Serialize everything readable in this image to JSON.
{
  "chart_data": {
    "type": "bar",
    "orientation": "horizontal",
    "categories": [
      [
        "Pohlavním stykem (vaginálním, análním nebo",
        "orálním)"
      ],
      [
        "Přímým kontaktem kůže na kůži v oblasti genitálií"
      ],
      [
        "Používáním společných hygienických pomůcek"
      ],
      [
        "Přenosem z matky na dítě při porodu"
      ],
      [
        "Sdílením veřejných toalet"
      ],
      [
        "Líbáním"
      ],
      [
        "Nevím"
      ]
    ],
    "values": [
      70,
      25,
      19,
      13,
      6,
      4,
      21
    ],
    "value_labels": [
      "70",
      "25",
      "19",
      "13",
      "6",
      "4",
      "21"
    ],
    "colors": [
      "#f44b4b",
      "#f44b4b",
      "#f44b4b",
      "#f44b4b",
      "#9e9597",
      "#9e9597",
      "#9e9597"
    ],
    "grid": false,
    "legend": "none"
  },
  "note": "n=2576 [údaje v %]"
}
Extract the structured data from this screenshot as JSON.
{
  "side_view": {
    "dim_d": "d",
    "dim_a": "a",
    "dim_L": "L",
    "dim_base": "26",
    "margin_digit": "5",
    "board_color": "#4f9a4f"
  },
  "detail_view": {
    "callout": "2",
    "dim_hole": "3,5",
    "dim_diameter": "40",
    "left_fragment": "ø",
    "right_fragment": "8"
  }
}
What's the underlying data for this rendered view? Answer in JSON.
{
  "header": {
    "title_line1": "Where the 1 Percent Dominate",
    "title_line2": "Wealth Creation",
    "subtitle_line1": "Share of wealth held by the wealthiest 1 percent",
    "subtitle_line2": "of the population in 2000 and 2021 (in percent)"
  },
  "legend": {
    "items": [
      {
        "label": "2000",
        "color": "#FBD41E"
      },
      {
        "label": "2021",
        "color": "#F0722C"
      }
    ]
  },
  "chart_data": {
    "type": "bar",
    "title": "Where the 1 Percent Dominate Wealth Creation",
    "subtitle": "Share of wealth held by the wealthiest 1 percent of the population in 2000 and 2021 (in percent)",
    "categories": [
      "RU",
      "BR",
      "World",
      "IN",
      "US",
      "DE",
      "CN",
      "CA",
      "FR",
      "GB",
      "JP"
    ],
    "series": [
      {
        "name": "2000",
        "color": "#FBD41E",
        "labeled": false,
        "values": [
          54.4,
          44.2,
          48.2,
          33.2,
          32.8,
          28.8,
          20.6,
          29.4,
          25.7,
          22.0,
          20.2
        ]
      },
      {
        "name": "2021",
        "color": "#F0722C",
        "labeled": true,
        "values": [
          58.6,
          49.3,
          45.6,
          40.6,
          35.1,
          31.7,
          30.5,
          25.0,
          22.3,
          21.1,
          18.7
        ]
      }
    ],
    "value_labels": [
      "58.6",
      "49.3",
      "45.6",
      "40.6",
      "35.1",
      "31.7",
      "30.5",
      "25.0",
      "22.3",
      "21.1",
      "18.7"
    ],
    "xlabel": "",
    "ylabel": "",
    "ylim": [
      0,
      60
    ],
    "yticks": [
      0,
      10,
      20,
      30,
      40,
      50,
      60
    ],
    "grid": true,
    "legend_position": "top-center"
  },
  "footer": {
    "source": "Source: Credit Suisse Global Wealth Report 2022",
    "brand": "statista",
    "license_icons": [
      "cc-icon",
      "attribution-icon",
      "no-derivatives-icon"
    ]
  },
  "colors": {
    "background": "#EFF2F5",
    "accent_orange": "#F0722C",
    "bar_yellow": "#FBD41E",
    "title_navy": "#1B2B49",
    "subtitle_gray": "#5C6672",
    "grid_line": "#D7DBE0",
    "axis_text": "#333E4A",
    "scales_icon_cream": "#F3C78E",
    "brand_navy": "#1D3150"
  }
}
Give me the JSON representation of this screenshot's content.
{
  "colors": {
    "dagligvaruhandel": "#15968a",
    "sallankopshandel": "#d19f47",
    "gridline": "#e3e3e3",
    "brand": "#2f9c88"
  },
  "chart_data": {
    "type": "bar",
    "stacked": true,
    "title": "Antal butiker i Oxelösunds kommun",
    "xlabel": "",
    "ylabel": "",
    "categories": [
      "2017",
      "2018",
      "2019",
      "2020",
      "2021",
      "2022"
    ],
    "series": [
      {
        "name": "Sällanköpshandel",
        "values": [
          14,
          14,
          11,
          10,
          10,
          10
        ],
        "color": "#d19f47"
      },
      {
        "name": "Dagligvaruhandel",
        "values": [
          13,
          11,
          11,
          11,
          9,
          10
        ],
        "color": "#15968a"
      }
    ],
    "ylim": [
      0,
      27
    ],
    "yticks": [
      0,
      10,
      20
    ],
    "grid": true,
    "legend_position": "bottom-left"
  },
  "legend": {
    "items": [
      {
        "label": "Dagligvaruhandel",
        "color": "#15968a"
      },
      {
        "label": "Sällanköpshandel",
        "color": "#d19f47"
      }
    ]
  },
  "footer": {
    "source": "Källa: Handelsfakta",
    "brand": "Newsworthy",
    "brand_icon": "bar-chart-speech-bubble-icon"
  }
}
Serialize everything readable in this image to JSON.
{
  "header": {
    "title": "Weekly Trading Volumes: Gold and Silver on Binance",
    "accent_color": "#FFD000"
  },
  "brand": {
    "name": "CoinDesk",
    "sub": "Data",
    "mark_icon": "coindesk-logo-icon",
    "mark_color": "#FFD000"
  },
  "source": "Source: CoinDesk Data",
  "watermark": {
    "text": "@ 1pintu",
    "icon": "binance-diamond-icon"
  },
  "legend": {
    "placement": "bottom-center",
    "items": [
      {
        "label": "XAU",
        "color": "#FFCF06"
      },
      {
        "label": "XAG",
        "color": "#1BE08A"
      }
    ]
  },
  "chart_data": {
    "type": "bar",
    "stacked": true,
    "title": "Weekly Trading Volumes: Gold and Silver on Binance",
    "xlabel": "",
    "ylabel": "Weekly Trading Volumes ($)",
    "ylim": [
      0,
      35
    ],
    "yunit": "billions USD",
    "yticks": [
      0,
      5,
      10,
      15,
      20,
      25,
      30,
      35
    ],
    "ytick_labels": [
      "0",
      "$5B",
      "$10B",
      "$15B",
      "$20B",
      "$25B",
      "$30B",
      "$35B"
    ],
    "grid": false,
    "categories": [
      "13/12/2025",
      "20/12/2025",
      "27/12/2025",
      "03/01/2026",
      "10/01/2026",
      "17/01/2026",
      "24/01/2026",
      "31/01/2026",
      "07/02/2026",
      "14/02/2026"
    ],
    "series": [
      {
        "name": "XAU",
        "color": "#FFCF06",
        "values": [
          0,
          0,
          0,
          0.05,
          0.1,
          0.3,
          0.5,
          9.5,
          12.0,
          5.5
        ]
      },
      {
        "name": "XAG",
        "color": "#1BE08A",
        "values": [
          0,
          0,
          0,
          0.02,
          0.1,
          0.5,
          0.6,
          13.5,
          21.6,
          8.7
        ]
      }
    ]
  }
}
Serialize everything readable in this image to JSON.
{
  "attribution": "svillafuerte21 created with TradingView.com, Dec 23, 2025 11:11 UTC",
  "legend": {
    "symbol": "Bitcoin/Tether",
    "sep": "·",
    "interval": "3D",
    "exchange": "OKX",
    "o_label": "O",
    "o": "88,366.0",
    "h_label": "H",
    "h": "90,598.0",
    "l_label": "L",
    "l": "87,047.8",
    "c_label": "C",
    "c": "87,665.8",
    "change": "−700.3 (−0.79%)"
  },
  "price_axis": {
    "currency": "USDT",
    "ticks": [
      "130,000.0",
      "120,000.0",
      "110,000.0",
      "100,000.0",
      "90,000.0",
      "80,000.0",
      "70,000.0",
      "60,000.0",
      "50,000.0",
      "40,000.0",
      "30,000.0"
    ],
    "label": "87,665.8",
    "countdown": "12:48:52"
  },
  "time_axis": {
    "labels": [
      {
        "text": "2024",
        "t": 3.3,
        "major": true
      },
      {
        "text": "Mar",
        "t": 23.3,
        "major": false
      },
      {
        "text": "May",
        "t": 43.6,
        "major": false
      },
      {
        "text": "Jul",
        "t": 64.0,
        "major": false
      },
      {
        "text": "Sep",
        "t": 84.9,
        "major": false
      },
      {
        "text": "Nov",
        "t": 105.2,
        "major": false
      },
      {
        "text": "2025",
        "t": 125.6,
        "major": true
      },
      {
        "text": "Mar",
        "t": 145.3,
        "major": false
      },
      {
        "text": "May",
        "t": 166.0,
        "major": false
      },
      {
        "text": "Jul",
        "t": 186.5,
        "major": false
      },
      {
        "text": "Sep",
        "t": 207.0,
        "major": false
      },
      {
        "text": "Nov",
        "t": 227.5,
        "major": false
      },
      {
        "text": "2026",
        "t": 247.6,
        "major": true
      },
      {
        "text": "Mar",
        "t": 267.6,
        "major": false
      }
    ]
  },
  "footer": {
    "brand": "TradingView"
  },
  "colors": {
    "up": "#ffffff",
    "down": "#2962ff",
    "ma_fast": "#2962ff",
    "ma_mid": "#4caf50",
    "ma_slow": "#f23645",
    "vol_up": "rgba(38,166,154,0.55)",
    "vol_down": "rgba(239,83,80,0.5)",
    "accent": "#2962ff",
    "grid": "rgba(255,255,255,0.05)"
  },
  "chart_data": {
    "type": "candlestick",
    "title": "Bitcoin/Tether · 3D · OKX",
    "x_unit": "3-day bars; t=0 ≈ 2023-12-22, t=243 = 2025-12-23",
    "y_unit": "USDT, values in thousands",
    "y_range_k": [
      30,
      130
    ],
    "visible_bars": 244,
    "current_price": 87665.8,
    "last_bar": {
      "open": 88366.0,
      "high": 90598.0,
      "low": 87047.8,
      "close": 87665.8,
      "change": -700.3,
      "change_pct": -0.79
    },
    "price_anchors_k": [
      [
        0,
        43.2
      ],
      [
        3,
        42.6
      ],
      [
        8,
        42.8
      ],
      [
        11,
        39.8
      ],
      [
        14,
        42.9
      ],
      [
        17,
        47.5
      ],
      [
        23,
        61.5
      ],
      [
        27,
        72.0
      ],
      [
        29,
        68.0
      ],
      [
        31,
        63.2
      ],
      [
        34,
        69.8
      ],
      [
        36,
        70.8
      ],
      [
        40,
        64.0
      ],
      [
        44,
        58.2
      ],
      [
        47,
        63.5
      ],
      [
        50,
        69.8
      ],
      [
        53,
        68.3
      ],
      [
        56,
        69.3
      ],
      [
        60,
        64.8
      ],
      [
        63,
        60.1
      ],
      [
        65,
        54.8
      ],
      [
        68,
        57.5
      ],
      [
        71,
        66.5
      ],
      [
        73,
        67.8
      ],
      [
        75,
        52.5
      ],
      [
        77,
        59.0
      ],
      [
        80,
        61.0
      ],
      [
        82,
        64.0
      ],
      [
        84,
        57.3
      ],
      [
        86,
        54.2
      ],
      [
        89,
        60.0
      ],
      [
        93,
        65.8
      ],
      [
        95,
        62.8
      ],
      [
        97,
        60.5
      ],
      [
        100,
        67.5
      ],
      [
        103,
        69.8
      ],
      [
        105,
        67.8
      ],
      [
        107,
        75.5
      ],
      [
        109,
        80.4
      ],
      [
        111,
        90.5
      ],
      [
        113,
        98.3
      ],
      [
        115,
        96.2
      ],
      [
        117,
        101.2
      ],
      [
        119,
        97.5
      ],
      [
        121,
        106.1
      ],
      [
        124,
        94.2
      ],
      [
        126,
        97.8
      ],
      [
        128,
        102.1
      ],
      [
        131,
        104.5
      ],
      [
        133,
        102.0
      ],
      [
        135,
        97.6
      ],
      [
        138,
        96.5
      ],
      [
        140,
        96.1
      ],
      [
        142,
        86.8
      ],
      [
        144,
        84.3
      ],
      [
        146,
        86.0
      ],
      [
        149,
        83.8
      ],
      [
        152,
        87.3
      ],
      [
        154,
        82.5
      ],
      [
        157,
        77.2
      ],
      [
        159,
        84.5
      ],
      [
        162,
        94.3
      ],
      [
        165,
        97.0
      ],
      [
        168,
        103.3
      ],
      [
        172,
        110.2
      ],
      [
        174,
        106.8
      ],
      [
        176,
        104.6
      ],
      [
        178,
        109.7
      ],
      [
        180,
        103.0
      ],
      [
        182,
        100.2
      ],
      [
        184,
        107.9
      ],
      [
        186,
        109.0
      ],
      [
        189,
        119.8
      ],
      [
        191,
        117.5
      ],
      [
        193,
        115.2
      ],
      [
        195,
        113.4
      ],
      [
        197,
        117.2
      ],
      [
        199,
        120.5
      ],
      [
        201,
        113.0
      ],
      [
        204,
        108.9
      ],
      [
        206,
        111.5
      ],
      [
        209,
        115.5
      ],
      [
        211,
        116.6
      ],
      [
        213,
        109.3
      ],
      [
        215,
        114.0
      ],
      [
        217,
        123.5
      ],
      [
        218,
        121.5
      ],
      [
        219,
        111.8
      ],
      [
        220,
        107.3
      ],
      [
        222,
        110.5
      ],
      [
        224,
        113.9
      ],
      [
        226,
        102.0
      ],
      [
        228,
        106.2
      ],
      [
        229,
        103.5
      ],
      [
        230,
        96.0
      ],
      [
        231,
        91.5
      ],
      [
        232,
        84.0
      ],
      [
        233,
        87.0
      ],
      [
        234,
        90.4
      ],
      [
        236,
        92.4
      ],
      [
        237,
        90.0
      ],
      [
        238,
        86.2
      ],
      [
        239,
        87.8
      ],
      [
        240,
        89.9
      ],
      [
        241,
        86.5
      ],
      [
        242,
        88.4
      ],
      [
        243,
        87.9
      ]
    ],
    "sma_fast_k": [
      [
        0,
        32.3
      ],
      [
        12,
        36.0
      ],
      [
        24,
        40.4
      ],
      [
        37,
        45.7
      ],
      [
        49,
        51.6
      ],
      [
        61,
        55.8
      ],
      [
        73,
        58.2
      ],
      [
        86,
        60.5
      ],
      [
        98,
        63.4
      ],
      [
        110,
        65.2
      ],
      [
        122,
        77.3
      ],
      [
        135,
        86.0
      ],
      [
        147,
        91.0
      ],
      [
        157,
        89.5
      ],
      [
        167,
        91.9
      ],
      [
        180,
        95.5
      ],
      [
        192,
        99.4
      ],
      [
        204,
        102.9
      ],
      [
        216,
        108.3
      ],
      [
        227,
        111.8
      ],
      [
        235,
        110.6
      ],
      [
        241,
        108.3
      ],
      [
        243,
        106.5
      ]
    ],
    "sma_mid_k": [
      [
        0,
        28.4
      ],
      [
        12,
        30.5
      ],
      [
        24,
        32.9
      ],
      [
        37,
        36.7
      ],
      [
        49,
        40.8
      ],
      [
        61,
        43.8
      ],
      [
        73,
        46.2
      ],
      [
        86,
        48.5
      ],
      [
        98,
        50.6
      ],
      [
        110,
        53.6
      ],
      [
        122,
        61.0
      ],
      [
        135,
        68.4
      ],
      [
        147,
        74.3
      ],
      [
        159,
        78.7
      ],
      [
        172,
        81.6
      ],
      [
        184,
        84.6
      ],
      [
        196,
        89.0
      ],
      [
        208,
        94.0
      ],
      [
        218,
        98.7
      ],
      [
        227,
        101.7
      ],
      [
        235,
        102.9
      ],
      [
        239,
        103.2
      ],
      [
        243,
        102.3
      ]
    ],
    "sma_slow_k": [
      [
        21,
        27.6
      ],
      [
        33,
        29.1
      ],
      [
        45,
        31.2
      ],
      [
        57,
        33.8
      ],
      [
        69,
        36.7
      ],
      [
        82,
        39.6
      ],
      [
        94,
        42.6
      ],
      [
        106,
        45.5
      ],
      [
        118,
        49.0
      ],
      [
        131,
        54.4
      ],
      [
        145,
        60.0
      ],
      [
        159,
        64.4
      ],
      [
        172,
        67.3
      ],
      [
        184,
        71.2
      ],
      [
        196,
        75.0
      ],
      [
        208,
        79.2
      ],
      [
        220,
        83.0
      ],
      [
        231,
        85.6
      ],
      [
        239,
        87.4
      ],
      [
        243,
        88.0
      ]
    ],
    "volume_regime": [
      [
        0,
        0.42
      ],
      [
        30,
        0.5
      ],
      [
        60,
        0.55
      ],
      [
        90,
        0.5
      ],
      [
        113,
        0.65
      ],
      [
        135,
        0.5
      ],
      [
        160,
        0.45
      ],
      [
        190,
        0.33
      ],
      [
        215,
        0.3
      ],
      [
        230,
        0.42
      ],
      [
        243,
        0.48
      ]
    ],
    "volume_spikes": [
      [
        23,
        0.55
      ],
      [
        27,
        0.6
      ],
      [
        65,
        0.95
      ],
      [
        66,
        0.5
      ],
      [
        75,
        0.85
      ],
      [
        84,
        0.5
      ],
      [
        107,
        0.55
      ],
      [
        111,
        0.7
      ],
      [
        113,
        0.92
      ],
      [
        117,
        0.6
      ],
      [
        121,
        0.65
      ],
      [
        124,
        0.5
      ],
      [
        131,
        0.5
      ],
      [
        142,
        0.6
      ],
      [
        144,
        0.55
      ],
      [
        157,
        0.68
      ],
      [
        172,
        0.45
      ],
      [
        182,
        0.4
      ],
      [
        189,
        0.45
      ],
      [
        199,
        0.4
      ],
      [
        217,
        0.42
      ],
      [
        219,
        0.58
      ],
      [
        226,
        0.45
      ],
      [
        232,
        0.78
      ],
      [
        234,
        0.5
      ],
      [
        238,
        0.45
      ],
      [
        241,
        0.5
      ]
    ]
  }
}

======

Locate the string "Tether" in the listing above and copy every line where it occurs.

    "symbol": "Bitcoin/Tether",
    "title": "Bitcoin/Tether · 3D · OKX",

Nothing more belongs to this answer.